[start of Passage shown]

22 September 2013

About brick&mortar stores and synthethic brushes

This weekend I was thinking; "Hey, I have some 28mm Gothic Horror miniatures left, I may want to take a few and warm up my techniques so I'm back in my 28mm painting mindset when my Empire of the Dead kickstarter arrives".

So I pick up the minis and feel really inspired - I have a few ideas that I want to try out. Then I look at my paintbrush collection.... it's full of worn out 1 year old Kolinsky brushes that no longer offer any kind of precision. Then there is a pile of synthetic garbage that is less than a month old and which I bought out of sheer desperation. All of them having - split or bent hairs having served in but a few painting sessions. Complete garbage.

I also noticed that many of the standard paints that I basecoat and use as a foundation for many custom colors (I predominantly mix my own paints instead of buying every single shade) are nearly spent.

But I'm thinking, "No problem because I have two brick&mortar stores within driving distance".

On my way into town I remember that one of the stores is run and staffed by complete idiots (no seriously) who prefer to play Yu-Gi-Oh and Pokemon on the checkout counter with their friends instead of serving the customers. I shit you not, it's like a daycare center for the feeble minded. If there ever is an equivalent to Gordon Ramsay’s Kitchen Nightmares for wargame stores I will submit their name and address so that a guy with Tourette’s can go there and tear them apart.

Then I also remember, that they only sell Games Workshop/Citadel paints and those sad excuses of paintbrushes from GW that while true enough not being synthetic - have the quality comparable to crayons when you are looking for a rollerball pen. Since I'm looking for Vallejo Paints and pro-brushes that store is struck from my list and I probably save some teeth grinding as well..

[end of Passage shown]

### Job 1
Answer these about the blog post:
(a) Which kickstarter is the writer waiting to receive?
(b) How old are the worn-out Kolinsky brushes?
(c) Which brand of paints is the writer looking for?
### Job 2
Copy out the blog post word for word from "So I pick up" to "sessions. Complete garbage.".
Rely solely on the blog post when responding.

[start of Supplied material]

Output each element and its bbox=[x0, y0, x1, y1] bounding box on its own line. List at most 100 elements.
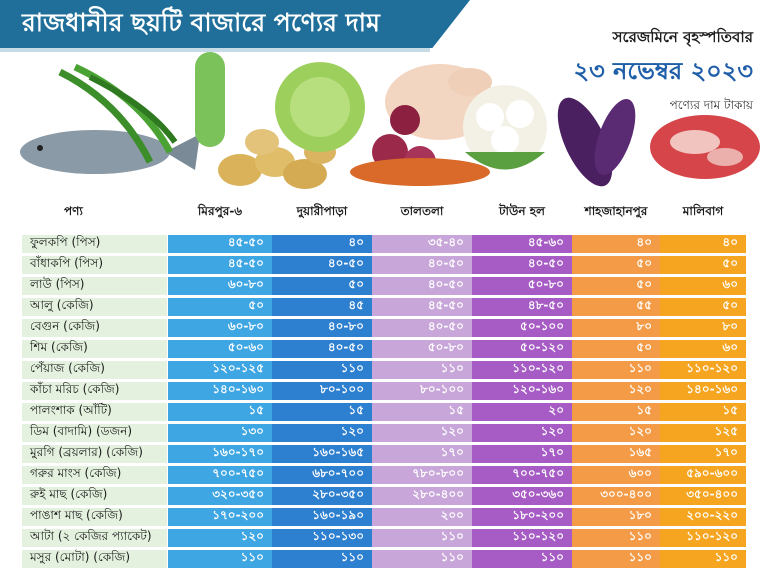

[end of Supplied material]

### Final answer 1
(a) Empire of the Dead
(b) 1 year old
(c) Vallejo

### Final answer 2
So I pick up the minis and feel really inspired - I have a few ideas that I want to try out. Then I look at my paintbrush collection.... it's full of worn out 1 year old Kolinsky brushes that no longer offer any kind of precision. Then there is a pile of synthetic garbage that is less than a month old and which I bought out of sheer desperation. All of them having - split or bent hairs having served in but a few painting sessions. Complete garbage.